[GIVEN DATA]

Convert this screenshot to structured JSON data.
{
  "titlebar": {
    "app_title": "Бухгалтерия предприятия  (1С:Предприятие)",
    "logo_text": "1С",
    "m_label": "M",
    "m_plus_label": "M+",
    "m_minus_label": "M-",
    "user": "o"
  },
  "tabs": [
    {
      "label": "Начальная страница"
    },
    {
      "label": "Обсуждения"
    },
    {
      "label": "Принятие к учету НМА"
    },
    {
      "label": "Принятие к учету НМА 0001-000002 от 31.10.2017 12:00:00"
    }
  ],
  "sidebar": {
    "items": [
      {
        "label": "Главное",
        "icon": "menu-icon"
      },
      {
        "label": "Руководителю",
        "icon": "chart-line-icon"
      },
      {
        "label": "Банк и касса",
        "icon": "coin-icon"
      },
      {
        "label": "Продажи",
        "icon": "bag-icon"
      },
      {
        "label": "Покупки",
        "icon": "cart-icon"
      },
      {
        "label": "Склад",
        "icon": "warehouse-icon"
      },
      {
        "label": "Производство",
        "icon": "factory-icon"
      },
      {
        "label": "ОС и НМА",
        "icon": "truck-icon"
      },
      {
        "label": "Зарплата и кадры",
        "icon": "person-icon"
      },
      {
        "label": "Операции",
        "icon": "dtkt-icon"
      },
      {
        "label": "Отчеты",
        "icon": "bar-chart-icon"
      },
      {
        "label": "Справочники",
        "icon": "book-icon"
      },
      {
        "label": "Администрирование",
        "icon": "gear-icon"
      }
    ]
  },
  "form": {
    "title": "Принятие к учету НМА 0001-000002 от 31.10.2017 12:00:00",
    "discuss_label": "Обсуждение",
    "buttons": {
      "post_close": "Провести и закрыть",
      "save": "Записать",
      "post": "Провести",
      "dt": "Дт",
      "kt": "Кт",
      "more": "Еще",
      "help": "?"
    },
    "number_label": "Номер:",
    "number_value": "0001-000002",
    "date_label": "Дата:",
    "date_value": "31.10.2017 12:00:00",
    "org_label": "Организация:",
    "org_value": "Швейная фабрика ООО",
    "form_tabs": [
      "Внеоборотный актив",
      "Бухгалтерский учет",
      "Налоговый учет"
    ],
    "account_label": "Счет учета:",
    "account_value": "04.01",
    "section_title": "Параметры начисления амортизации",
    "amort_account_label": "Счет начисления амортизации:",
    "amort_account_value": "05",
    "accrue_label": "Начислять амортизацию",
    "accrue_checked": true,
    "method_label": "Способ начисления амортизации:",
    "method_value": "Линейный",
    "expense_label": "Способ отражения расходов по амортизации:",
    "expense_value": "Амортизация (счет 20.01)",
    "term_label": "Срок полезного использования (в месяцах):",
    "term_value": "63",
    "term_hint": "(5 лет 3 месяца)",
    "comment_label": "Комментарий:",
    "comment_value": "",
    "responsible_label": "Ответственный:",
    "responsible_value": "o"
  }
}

[EXERCISE REQUIREMENTS] Say, as a single number and nothing more, how many lines of the entries contain the word "амортизации".

[THE SOLUTION] 4